WHAT TO DO –
(A) Check statements (i) to (iii) against the HSA pseudo-op reference. (i) The default value for .hsa_floatmode is 0xc0. (ii) The value given to .hsa_exceptions should be 8-bit. (iii) .hsa_localsize defines the initial local memory size used by the kernel. For each statement, answer yes or no and quote the words of the reference that decide it.
(B) According to the HSA pseudo-op reference, which register value holds the exception mask that .hsa_exceptions sets?
(C) Continue the HSA pseudo-op reference after the entry for .hsa_pgmrsrc1.

This pseudo-op must be inside kernel configuration (.config) and can ben used only if LLVM version is 4.0.0 or later. Enable usage of the DX10_CLAMP in kernel HSA configuration.

.hsa_exceptions

Syntax: .hsa_exceptions EXCPMASK

This pseudo-op must be inside kernel configuration (.config) and can ben used only if LLVM version is 4.0.0 or later. Set exception mask in PGMRSRC2 register value in kernel HSA configuration. Value should be 7-bit.

.hsa_floatmode

Syntax: .hsa_floatmode BYTE-VALUE

This pseudo-op must be inside kernel configuration (.config) and can ben used only if LLVM version is 4.0.0 or later. Define float-mode in kernel HSA configuration. Set floatmode (FP_ROUND and FP_DENORM fields of the MODE register). Default value is 0xc0.

.hsa_ieeemode

Syntax: .hsa_ieeemode

This pseudo-op must be inside kernel configuration (.config) and can ben used only if LLVM version is 4.0.0 or later. Set ieee-mode in kernel HSA configuration.

.hsa_localsize

Syntax: .hsa_localsize SIZE

This pseudo-op must be inside kernel configuration (.config) and can ben used only if LLVM version is 4.0.0 or later. Define initial local memory size used by kernel in kernel HSA configuration.

.hsa_pgmrsrc1

Syntax: .hsa_pgmrsrc1 VALUE

This pseudo-op must be inside kernel configuration (.config) and can ben used only if LLVM version is 4.0.0 or later. Define value of the PGMRSRC1 in kernel HSA configuration.

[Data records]
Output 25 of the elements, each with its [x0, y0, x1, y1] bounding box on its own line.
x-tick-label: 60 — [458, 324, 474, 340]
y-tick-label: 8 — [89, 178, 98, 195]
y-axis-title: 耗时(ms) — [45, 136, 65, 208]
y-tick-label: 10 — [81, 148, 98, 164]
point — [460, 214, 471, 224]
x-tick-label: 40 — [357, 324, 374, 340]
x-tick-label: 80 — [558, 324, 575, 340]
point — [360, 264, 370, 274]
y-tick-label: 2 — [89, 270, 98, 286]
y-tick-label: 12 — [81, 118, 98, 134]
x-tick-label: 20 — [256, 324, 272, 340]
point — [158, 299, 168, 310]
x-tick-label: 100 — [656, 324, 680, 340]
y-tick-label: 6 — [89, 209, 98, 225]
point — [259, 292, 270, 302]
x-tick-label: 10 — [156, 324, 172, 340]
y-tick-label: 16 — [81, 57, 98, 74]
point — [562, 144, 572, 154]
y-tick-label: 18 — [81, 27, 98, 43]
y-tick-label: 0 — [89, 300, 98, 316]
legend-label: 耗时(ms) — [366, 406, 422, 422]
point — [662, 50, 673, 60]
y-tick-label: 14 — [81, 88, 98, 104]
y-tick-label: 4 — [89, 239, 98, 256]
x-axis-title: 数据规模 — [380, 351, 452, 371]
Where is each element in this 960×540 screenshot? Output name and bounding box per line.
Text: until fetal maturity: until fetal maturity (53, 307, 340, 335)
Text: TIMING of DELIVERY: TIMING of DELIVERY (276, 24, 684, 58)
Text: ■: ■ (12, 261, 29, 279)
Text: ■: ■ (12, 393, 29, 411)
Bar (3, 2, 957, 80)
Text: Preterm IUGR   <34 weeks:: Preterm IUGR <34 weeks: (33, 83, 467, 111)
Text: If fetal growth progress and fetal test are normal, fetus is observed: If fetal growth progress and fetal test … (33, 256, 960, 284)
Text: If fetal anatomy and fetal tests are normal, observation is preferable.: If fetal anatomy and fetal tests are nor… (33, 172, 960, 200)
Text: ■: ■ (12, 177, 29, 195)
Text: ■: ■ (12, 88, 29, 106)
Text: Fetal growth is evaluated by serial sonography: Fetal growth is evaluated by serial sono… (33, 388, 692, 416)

EXERCISE RESULTS –
(A)
(i) Yes: "Default value is 0xc0."
(ii) No: "Value should be 7-bit."
(iii) Yes: "Define initial local memory size used by kernel in kernel HSA configuration."

(B) The PGMRSRC2 register value.

(C)
.hsa_pgmrsrc2

Syntax: .hsa_pgmrsrc2 VALUE

This pseudo-op must be inside kernel configuration (.config) and can ben used only if LLVM version is 4.0.0 or later. Define value of the PGMRSRC2 in kernel HSA configration. If dimensions is set then bits that controls dimension setup will be ignored. SCRATCH_EN bit will be ignored.

.hsa_priority

Syntax: .hsa_priority PRIORITY

This pseudo-op must be inside kernel configuration (.config) and can ben used only if LLVM version is 4.0.0 or later. Define priority (0-3) in kernel HSA configuration.

.hsa_privmode

This pseudo-op must be inside kernel configuration (.config) and can ben used only if LLVM version is 4.0.0 or later. Enable usage of the PRIV (privileged mode) in kernel HSA configuration.

.hsa_scratchbuffer

Syntax: .hsa_scratchbuffer SIZE

This pseudo-op must be inside kernel configuration (.config) and can ben used only if LLVM version is 4.0.0 or later. Define scratchbuffer size in kernel HSA configuration.

.hsa_sgprsnum

Syntax: .hsa_sgprsnum REGNUM

This pseudo-op must be inside kernel configuration (.config) and can ben used only if LLVM version is 4.0.0 or later. Set number of scalar registers which can be used during kernel execution in kernel HSA configuration.

.hsa_tgsize

This pseudo-op must be inside kernel configuration (.config) and can ben used only if LLVM version is 4.0.0 or later. Enable usage of the TG_SIZE_EN in kernel HSA configuration.

.hsa_userdatanum

Syntax: .hsa_userdatanum NUMBER

This pseudo-op must be inside kernel configuration (.config) and can ben used only if LLVM version is 4.0.0 or later. Set number of registers for USERDATA in kernel HSA configuration.

.hsa_vgprsnum

Syntax: .hsa_vgprsnum REGNUM

This pseudo-op must be inside kernel configuration (.config) can ben used only if LLVM version is 4.0.0 or later. Set number of vector registers which can be used during kernel execution in kernel HSA configuration.

.ieeemode

Syntax: .ieeemode

This pseudo-op must be inside kernel configuration (.config). Set ieee-mode.

.kcode

Syntax: .kcode KERNEL1,....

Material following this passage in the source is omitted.